For this exercise, repeat all of the material verbatim apart from its images.

┌────────

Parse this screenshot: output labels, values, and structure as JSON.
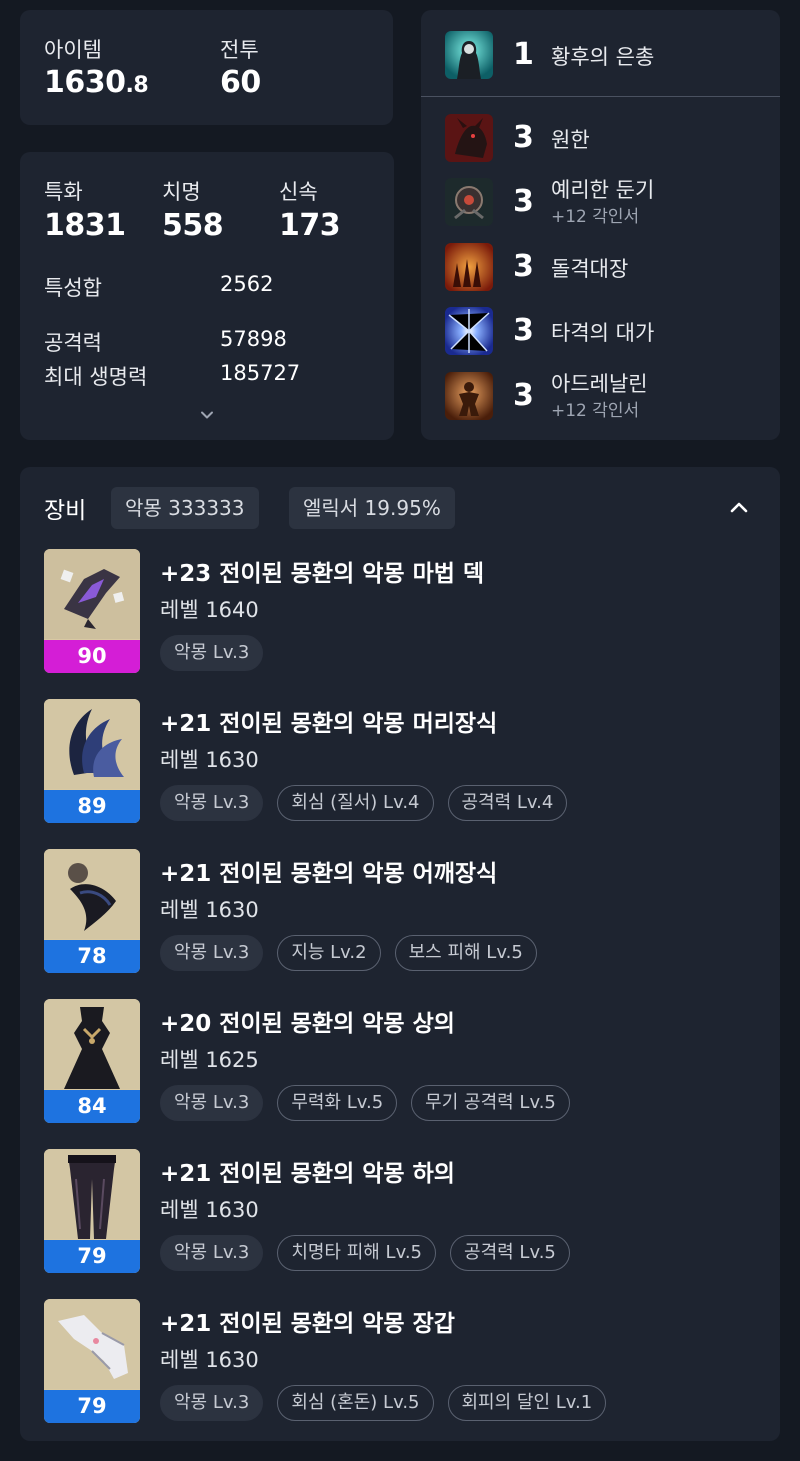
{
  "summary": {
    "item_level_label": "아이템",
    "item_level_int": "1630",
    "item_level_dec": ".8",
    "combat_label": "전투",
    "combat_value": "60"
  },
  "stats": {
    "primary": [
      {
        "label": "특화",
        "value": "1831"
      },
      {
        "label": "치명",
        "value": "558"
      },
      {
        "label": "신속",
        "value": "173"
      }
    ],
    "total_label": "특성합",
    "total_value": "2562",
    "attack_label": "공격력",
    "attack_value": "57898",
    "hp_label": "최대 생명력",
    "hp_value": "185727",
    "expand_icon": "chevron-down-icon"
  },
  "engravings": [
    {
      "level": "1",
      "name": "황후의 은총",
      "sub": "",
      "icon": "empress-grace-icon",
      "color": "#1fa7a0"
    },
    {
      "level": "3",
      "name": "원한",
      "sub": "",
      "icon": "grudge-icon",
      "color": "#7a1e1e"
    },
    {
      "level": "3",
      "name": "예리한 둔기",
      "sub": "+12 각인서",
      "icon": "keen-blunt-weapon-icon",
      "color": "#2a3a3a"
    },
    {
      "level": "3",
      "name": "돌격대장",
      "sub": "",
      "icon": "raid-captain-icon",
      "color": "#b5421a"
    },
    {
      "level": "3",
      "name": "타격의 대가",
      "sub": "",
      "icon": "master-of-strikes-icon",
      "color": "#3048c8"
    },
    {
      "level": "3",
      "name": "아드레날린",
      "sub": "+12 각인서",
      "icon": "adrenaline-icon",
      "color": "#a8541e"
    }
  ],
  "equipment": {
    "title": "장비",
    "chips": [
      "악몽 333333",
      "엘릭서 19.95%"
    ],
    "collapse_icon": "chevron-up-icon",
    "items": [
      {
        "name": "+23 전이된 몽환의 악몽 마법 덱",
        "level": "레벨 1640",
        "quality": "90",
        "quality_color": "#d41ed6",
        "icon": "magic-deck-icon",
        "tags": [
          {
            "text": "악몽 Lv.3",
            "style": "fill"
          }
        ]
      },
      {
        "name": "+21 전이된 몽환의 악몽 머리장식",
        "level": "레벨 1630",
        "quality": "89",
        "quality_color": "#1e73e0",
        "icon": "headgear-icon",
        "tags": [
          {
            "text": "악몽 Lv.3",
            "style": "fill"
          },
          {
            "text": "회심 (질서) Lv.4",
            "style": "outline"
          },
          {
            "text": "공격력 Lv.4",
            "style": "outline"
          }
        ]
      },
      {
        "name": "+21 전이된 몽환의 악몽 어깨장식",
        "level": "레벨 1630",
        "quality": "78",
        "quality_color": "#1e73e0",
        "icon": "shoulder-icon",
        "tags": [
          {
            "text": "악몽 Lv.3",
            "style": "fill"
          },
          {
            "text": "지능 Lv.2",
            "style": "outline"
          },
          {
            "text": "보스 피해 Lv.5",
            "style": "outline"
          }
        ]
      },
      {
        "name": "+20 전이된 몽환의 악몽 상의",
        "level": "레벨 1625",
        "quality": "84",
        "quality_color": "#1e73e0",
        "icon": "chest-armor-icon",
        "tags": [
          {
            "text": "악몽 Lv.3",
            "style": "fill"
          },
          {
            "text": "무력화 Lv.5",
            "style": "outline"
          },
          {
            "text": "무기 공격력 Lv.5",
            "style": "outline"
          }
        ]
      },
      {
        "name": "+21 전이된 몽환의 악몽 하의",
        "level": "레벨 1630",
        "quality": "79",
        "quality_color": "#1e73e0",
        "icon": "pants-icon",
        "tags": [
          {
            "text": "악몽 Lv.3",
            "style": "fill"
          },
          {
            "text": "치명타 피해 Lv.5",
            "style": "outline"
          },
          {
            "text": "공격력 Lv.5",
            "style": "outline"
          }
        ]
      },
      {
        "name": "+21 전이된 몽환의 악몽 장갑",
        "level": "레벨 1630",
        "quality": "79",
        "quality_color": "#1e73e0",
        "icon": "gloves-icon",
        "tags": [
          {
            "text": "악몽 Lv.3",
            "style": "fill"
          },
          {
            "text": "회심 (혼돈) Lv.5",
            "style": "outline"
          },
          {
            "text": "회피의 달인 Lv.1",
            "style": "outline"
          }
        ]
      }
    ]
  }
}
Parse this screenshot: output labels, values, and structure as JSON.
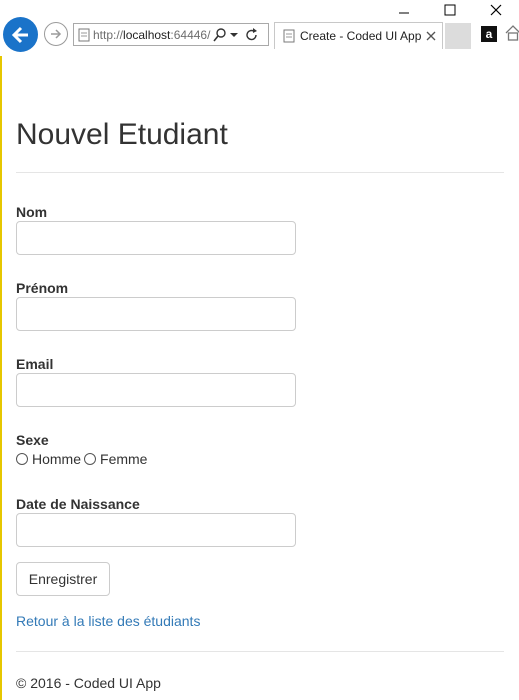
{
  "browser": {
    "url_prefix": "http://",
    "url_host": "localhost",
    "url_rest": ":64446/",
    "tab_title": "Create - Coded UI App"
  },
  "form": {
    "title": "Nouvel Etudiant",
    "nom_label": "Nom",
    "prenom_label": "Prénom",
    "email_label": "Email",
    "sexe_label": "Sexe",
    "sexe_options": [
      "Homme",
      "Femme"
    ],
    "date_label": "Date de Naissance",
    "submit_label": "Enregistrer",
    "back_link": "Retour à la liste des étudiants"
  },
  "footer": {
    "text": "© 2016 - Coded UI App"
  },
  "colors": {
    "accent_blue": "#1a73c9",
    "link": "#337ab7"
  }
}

└────────

◆ Solved problem:
Parse this screenshot: output labels, values, and structure as JSON.
{
  "summary": {
    "item_level_label": "아이템",
    "item_level_int": "1630",
    "item_level_dec": ".8",
    "combat_label": "전투",
    "combat_value": "60"
  },
  "stats": {
    "primary": [
      {
        "label": "특화",
        "value": "1831"
      },
      {
        "label": "치명",
        "value": "558"
      },
      {
        "label": "신속",
        "value": "173"
      }
    ],
    "total_label": "특성합",
    "total_value": "2562",
    "attack_label": "공격력",
    "attack_value": "57898",
    "hp_label": "최대 생명력",
    "hp_value": "185727",
    "expand_icon": "chevron-down-icon"
  },
  "engravings": [
    {
      "level": "1",
      "name": "황후의 은총",
      "sub": "",
      "icon": "empress-grace-icon",
      "color": "#1fa7a0"
    },
    {
      "level": "3",
      "name": "원한",
      "sub": "",
      "icon": "grudge-icon",
      "color": "#7a1e1e"
    },
    {
      "level": "3",
      "name": "예리한 둔기",
      "sub": "+12 각인서",
      "icon": "keen-blunt-weapon-icon",
      "color": "#2a3a3a"
    },
    {
      "level": "3",
      "name": "돌격대장",
      "sub": "",
      "icon": "raid-captain-icon",
      "color": "#b5421a"
    },
    {
      "level": "3",
      "name": "타격의 대가",
      "sub": "",
      "icon": "master-of-strikes-icon",
      "color": "#3048c8"
    },
    {
      "level": "3",
      "name": "아드레날린",
      "sub": "+12 각인서",
      "icon": "adrenaline-icon",
      "color": "#a8541e"
    }
  ],
  "equipment": {
    "title": "장비",
    "chips": [
      "악몽 333333",
      "엘릭서 19.95%"
    ],
    "collapse_icon": "chevron-up-icon",
    "items": [
      {
        "name": "+23 전이된 몽환의 악몽 마법 덱",
        "level": "레벨 1640",
        "quality": "90",
        "quality_color": "#d41ed6",
        "icon": "magic-deck-icon",
        "tags": [
          {
            "text": "악몽 Lv.3",
            "style": "fill"
          }
        ]
      },
      {
        "name": "+21 전이된 몽환의 악몽 머리장식",
        "level": "레벨 1630",
        "quality": "89",
        "quality_color": "#1e73e0",
        "icon": "headgear-icon",
        "tags": [
          {
            "text": "악몽 Lv.3",
            "style": "fill"
          },
          {
            "text": "회심 (질서) Lv.4",
            "style": "outline"
          },
          {
            "text": "공격력 Lv.4",
            "style": "outline"
          }
        ]
      },
      {
        "name": "+21 전이된 몽환의 악몽 어깨장식",
        "level": "레벨 1630",
        "quality": "78",
        "quality_color": "#1e73e0",
        "icon": "shoulder-icon",
        "tags": [
          {
            "text": "악몽 Lv.3",
            "style": "fill"
          },
          {
            "text": "지능 Lv.2",
            "style": "outline"
          },
          {
            "text": "보스 피해 Lv.5",
            "style": "outline"
          }
        ]
      },
      {
        "name": "+20 전이된 몽환의 악몽 상의",
        "level": "레벨 1625",
        "quality": "84",
        "quality_color": "#1e73e0",
        "icon": "chest-armor-icon",
        "tags": [
          {
            "text": "악몽 Lv.3",
            "style": "fill"
          },
          {
            "text": "무력화 Lv.5",
            "style": "outline"
          },
          {
            "text": "무기 공격력 Lv.5",
            "style": "outline"
          }
        ]
      },
      {
        "name": "+21 전이된 몽환의 악몽 하의",
        "level": "레벨 1630",
        "quality": "79",
        "quality_color": "#1e73e0",
        "icon": "pants-icon",
        "tags": [
          {
            "text": "악몽 Lv.3",
            "style": "fill"
          },
          {
            "text": "치명타 피해 Lv.5",
            "style": "outline"
          },
          {
            "text": "공격력 Lv.5",
            "style": "outline"
          }
        ]
      },
      {
        "name": "+21 전이된 몽환의 악몽 장갑",
        "level": "레벨 1630",
        "quality": "79",
        "quality_color": "#1e73e0",
        "icon": "gloves-icon",
        "tags": [
          {
            "text": "악몽 Lv.3",
            "style": "fill"
          },
          {
            "text": "회심 (혼돈) Lv.5",
            "style": "outline"
          },
          {
            "text": "회피의 달인 Lv.1",
            "style": "outline"
          }
        ]
      }
    ]
  }
}
Parse this screenshot: output labels, values, and structure as JSON.
{
  "browser": {
    "url_prefix": "http://",
    "url_host": "localhost",
    "url_rest": ":64446/",
    "tab_title": "Create - Coded UI App"
  },
  "form": {
    "title": "Nouvel Etudiant",
    "nom_label": "Nom",
    "prenom_label": "Prénom",
    "email_label": "Email",
    "sexe_label": "Sexe",
    "sexe_options": [
      "Homme",
      "Femme"
    ],
    "date_label": "Date de Naissance",
    "submit_label": "Enregistrer",
    "back_link": "Retour à la liste des étudiants"
  },
  "footer": {
    "text": "© 2016 - Coded UI App"
  },
  "colors": {
    "accent_blue": "#1a73c9",
    "link": "#337ab7"
  }
}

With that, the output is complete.